::: DATA SUPPLIED

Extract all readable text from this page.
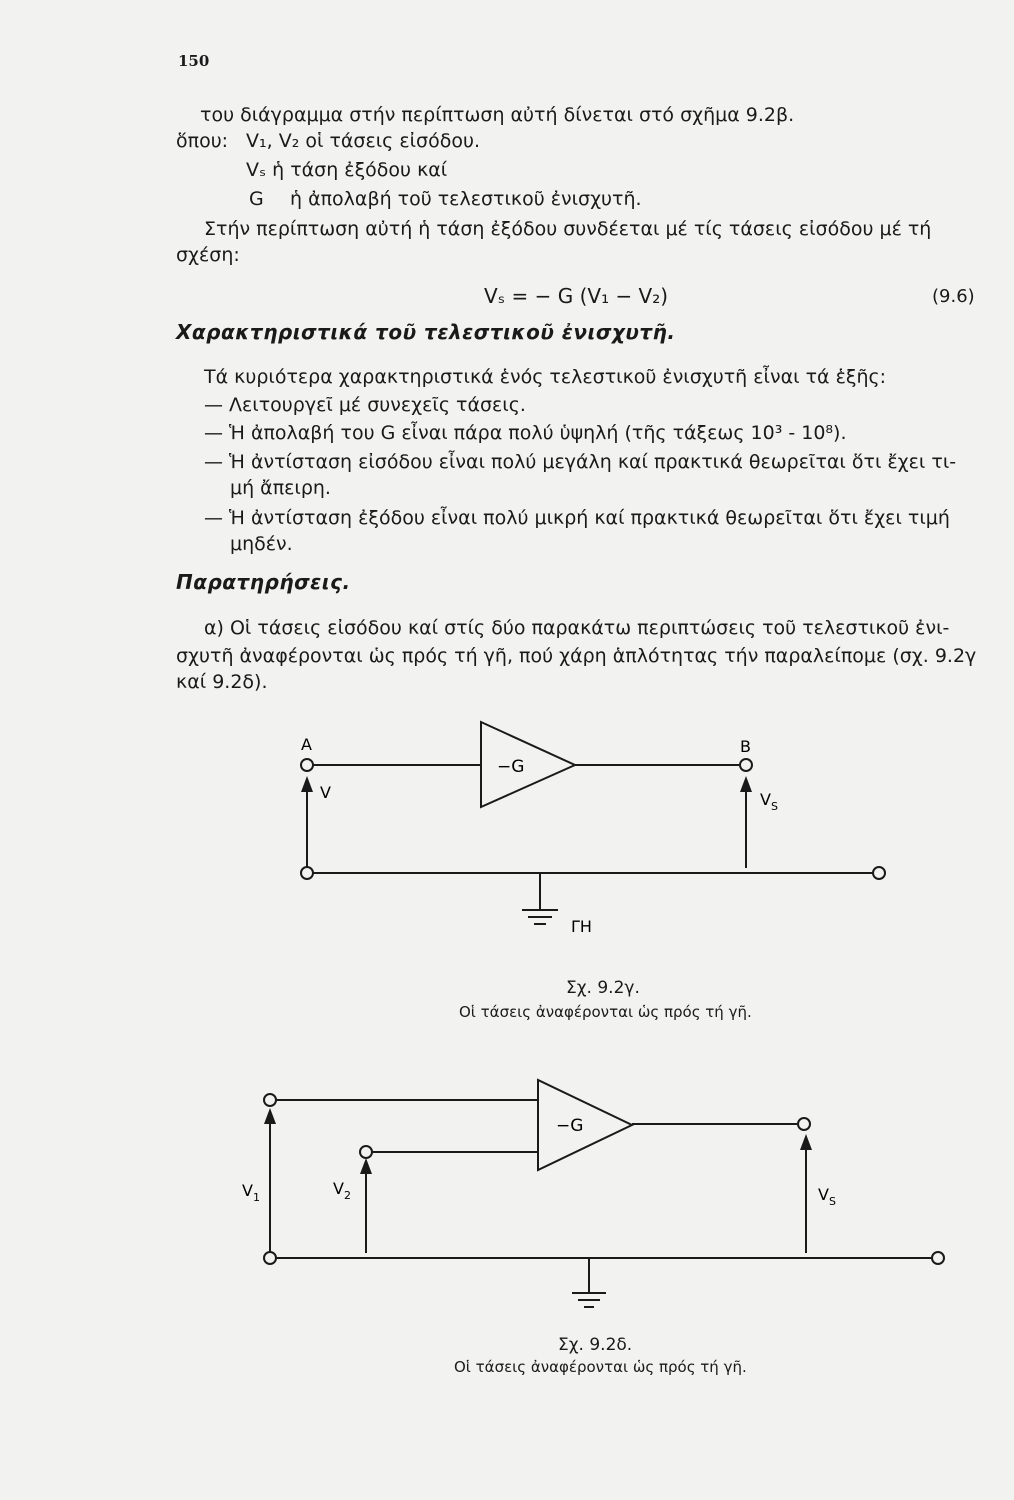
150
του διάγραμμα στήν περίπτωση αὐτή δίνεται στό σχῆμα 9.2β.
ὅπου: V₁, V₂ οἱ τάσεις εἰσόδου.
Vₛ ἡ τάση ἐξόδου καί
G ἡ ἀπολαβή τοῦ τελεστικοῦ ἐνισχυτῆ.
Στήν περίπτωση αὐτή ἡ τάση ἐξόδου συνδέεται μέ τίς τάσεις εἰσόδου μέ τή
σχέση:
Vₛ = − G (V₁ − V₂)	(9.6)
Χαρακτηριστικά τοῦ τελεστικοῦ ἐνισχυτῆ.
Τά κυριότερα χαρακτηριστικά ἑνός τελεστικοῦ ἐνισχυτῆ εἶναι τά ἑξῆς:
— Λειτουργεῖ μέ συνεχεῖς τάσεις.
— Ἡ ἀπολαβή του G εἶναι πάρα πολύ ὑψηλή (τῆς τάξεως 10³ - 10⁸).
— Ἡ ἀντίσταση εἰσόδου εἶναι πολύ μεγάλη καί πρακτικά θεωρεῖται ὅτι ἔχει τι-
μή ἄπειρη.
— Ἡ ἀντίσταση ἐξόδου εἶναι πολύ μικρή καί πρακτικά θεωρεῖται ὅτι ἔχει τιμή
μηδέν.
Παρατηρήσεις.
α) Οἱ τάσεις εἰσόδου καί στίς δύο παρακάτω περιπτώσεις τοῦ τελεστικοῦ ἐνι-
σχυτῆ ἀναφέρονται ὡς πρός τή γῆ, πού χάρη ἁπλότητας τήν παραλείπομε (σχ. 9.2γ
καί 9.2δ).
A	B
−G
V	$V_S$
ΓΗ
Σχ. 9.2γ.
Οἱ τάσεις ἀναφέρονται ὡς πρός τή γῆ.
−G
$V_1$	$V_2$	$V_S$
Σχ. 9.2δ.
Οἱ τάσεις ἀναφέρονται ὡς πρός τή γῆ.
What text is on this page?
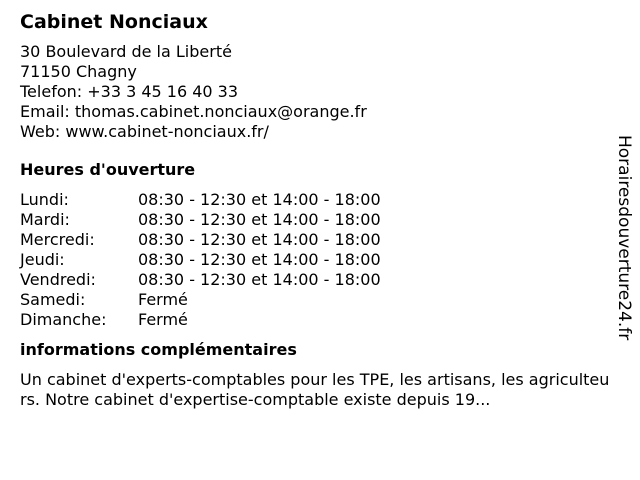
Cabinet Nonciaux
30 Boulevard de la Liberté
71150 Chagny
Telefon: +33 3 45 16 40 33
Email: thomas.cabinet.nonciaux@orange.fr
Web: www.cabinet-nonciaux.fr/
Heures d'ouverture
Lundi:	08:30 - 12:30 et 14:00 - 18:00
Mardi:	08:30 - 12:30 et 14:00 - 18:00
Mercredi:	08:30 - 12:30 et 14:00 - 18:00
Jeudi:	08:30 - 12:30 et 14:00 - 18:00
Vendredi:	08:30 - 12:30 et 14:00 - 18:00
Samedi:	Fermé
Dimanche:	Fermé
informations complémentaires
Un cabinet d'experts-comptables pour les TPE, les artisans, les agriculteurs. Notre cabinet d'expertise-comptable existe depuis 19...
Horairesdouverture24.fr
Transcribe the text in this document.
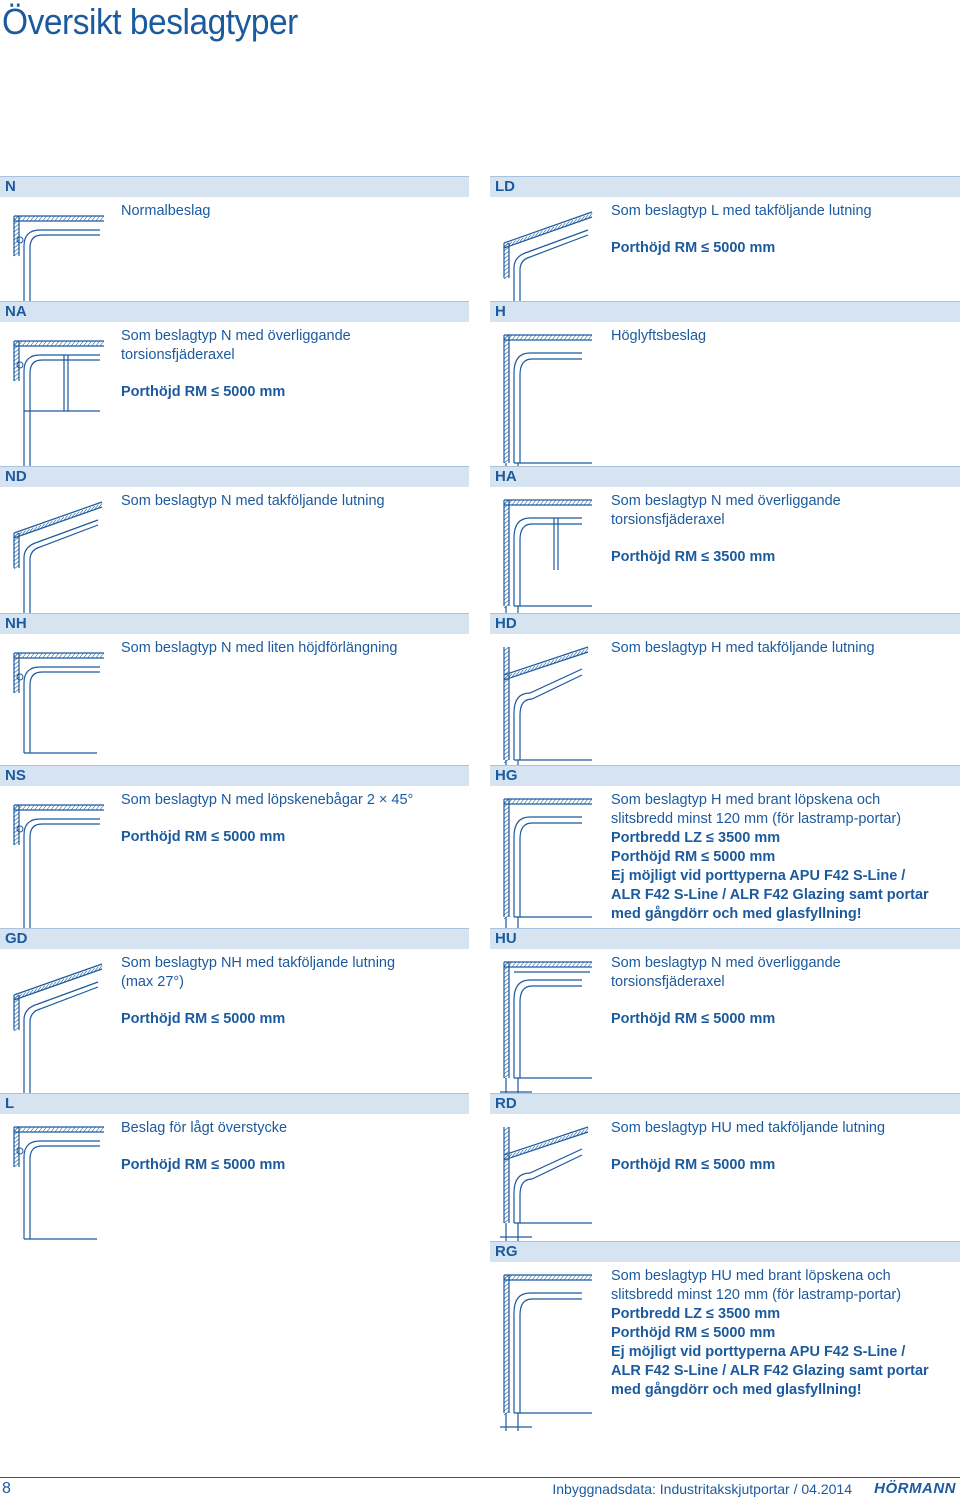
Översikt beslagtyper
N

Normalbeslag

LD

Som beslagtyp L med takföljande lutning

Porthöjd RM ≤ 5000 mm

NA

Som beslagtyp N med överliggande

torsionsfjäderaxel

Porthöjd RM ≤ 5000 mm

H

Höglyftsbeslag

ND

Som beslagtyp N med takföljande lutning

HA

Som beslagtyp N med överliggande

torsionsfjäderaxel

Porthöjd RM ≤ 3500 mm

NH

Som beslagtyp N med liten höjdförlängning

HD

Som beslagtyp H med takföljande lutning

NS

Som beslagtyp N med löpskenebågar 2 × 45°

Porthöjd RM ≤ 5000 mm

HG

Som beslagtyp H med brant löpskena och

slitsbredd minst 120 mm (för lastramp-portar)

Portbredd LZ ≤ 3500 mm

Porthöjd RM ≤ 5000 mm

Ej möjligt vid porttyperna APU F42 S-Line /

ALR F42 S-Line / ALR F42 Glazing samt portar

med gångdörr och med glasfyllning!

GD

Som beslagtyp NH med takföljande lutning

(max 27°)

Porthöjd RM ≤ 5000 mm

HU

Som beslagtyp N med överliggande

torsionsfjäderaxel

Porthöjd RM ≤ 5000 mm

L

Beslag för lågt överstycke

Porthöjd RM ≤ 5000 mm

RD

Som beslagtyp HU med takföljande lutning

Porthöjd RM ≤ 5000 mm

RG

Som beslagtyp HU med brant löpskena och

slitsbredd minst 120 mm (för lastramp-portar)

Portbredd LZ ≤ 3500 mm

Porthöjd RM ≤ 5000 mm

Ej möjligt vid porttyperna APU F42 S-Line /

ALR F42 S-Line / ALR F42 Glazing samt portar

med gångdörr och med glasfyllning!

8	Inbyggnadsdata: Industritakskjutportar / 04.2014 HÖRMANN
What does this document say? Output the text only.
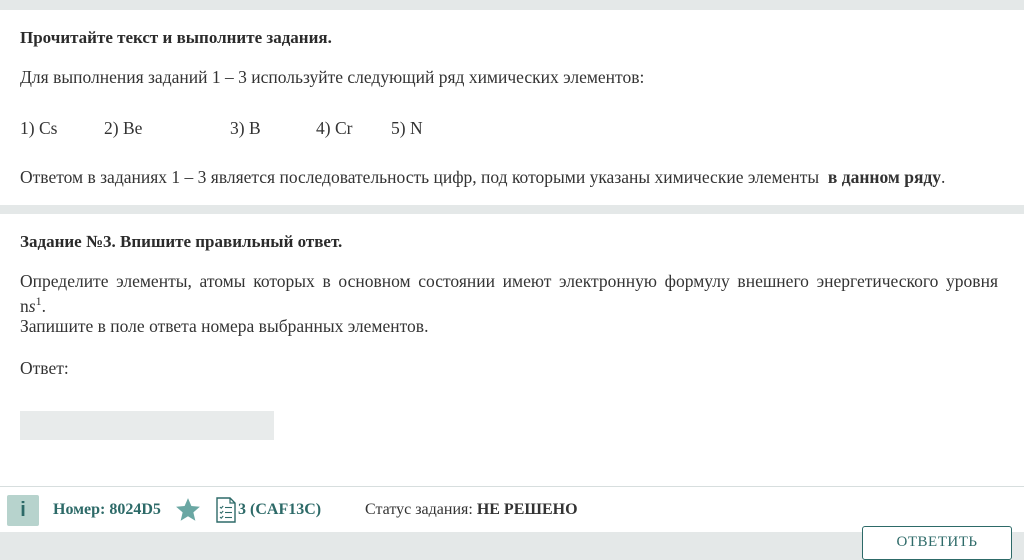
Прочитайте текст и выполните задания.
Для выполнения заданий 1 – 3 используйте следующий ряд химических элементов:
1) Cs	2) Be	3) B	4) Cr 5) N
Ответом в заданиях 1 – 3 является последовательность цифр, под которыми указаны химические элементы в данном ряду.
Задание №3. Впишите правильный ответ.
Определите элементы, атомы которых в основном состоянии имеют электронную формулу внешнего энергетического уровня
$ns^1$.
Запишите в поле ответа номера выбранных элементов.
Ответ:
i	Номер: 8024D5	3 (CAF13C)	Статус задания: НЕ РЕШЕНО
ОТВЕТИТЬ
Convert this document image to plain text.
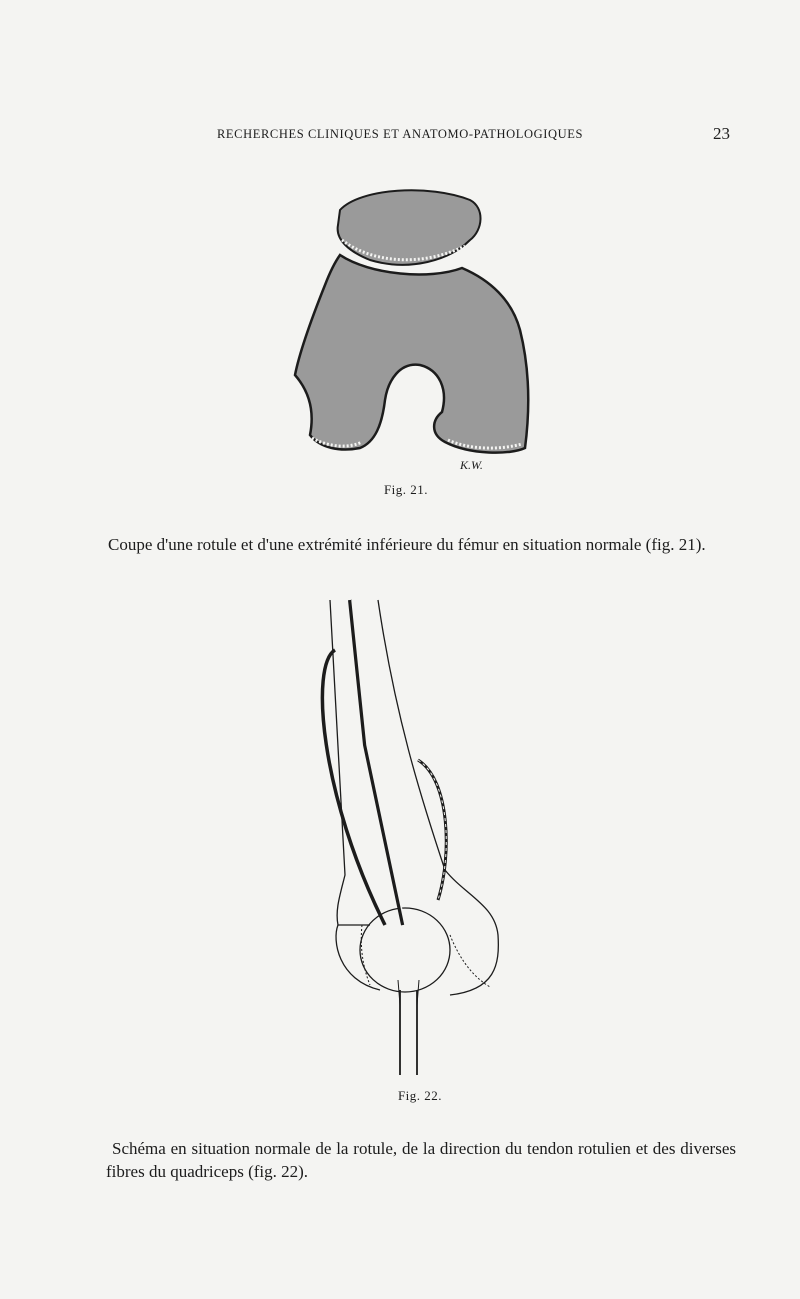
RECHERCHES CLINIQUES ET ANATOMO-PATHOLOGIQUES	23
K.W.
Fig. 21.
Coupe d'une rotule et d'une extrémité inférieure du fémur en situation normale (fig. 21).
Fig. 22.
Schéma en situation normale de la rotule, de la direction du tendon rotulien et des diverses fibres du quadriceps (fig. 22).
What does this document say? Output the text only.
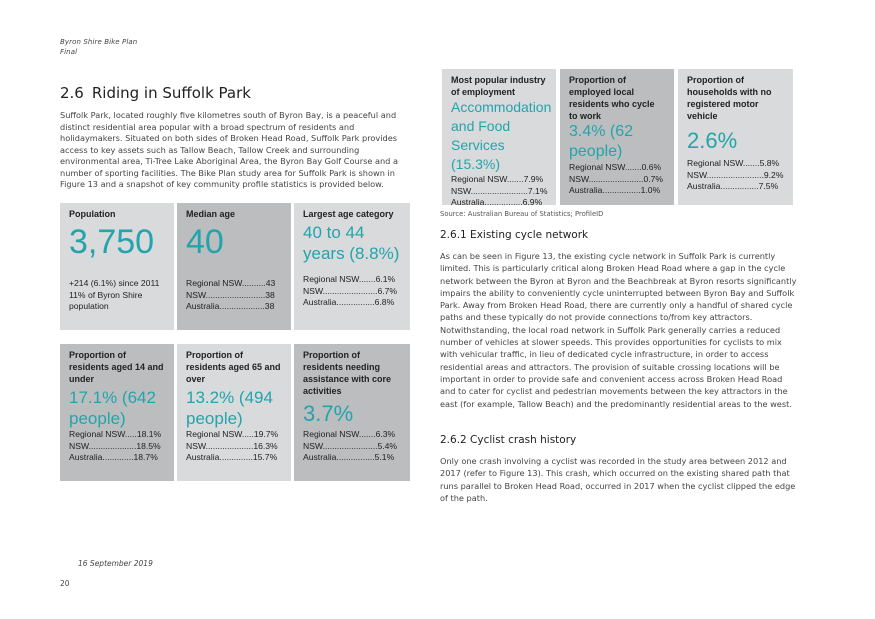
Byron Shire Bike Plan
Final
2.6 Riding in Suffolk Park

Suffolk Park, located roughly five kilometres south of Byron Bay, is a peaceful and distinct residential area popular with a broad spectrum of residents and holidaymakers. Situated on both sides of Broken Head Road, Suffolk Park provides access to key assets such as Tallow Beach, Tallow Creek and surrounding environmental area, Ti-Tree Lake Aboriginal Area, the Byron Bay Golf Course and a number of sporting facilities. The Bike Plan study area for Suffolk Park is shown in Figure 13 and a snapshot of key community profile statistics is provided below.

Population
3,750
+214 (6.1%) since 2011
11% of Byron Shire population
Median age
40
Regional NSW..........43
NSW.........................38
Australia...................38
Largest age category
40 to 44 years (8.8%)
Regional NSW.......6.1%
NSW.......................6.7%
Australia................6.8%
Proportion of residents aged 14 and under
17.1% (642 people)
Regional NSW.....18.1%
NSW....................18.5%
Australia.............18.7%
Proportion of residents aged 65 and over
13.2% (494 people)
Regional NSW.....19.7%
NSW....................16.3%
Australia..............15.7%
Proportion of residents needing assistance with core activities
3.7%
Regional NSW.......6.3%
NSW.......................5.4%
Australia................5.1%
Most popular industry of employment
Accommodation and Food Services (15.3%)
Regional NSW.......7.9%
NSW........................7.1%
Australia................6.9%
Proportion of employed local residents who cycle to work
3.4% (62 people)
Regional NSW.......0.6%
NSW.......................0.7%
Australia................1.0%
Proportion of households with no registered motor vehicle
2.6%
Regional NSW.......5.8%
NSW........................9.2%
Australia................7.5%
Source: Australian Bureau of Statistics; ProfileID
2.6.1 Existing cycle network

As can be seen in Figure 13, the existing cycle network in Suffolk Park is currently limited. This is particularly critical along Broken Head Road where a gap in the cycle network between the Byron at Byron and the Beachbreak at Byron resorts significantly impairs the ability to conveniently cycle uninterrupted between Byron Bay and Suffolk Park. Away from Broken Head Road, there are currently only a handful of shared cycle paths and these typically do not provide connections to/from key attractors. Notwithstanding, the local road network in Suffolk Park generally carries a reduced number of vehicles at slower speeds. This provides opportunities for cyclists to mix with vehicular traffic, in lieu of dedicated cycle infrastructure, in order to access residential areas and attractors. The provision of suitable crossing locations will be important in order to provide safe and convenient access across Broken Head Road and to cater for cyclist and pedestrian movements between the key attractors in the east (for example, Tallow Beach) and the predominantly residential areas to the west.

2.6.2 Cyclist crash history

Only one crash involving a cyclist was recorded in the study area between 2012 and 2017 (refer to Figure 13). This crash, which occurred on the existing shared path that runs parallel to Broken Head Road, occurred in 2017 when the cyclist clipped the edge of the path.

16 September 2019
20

::::::

DIRECTION: Filter the records above for "normale" and copy every matching line.

RESPONSE:
Coupe d'une rotule et d'une extrémité inférieure du fémur en situation normale (fig. 21).
Schéma en situation normale de la rotule, de la direction du tendon rotulien et des diverses fibres du quadriceps (fig. 22).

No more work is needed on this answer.